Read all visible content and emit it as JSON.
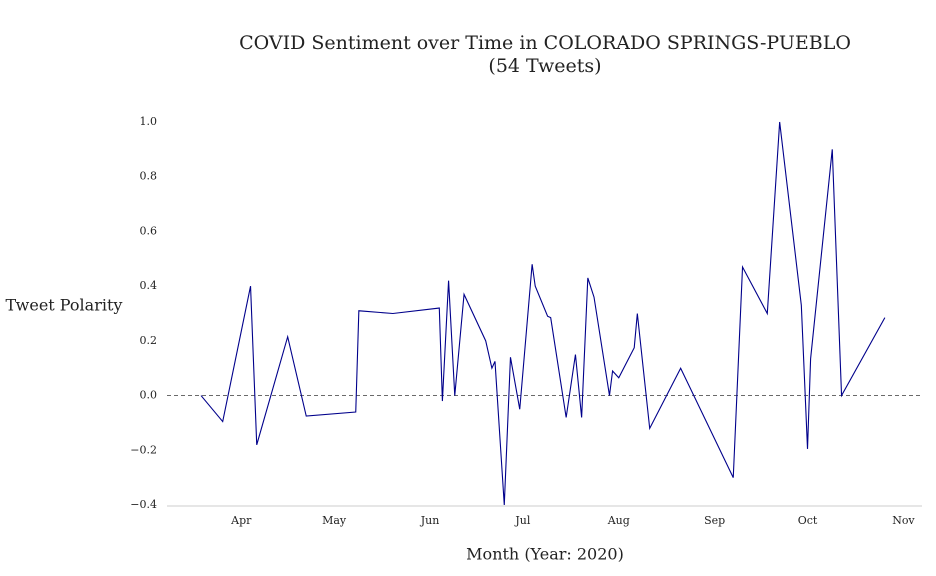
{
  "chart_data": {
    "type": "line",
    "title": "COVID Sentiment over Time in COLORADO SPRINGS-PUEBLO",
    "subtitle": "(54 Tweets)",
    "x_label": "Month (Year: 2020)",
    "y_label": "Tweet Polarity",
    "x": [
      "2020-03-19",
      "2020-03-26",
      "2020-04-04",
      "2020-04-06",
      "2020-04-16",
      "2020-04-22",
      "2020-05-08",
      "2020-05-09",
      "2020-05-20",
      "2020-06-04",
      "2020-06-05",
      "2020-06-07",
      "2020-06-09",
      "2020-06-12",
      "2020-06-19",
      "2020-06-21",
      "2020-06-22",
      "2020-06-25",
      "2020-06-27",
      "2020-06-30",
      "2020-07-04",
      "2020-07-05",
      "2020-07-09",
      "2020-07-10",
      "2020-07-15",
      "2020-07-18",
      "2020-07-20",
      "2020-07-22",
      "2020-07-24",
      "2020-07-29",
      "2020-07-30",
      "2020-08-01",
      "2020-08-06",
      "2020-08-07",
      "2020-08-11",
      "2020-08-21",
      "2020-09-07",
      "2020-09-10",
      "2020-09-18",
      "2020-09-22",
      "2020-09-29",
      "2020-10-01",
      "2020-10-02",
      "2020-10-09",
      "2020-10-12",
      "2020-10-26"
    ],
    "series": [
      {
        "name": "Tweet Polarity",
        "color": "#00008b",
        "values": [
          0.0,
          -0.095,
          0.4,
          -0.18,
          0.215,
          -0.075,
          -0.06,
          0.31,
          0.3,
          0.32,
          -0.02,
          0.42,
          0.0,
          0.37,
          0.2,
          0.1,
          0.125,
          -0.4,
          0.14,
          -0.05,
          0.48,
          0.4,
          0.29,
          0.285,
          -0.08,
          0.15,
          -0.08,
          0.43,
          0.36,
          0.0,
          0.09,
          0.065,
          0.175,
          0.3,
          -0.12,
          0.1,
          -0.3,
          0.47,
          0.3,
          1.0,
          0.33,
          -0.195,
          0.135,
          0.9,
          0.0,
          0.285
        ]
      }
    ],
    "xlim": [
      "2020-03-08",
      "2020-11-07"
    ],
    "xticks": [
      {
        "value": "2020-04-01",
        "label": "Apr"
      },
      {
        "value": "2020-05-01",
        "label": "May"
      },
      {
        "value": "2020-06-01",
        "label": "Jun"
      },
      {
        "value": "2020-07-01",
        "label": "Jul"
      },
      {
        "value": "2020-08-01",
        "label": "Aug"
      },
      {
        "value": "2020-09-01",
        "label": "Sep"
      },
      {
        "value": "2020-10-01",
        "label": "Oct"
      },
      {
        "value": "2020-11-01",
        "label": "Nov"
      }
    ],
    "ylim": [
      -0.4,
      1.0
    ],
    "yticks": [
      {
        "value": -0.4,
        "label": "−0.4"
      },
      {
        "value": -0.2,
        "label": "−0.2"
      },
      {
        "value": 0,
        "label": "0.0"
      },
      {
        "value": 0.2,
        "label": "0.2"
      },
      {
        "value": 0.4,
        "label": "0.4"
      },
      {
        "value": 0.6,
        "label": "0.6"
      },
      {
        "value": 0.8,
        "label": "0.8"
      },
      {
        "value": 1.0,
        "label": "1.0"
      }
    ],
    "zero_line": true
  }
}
==
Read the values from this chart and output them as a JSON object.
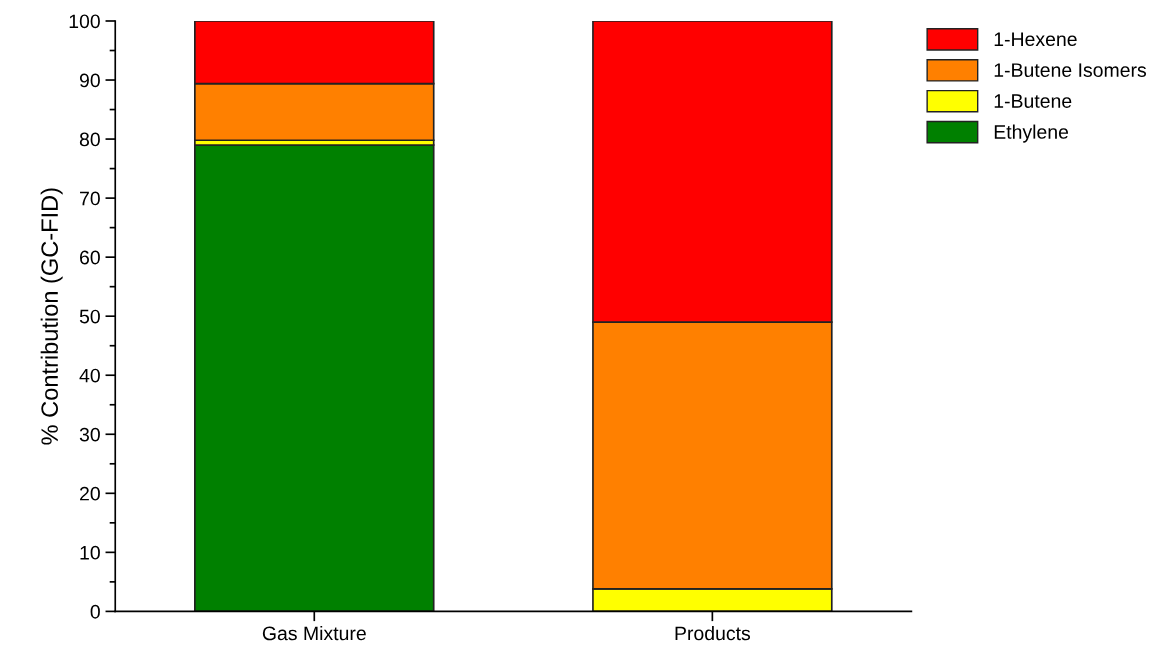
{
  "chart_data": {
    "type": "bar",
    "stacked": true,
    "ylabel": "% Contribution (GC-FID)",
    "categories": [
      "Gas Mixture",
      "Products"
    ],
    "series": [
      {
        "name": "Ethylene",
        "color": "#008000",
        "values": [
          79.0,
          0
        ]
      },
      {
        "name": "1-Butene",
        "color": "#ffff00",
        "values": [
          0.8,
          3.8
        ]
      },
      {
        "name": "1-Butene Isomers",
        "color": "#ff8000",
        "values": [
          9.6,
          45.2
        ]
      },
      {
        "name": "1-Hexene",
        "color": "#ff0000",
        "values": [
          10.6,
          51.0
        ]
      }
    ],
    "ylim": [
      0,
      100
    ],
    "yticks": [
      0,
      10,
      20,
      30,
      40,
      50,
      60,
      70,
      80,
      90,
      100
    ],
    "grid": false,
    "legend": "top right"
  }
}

WHAT YOU SHOULD DO
For the string "Polarity", count the lines of the entries above that include it; answer with the number only.

REPLY TO THE EXERCISE
2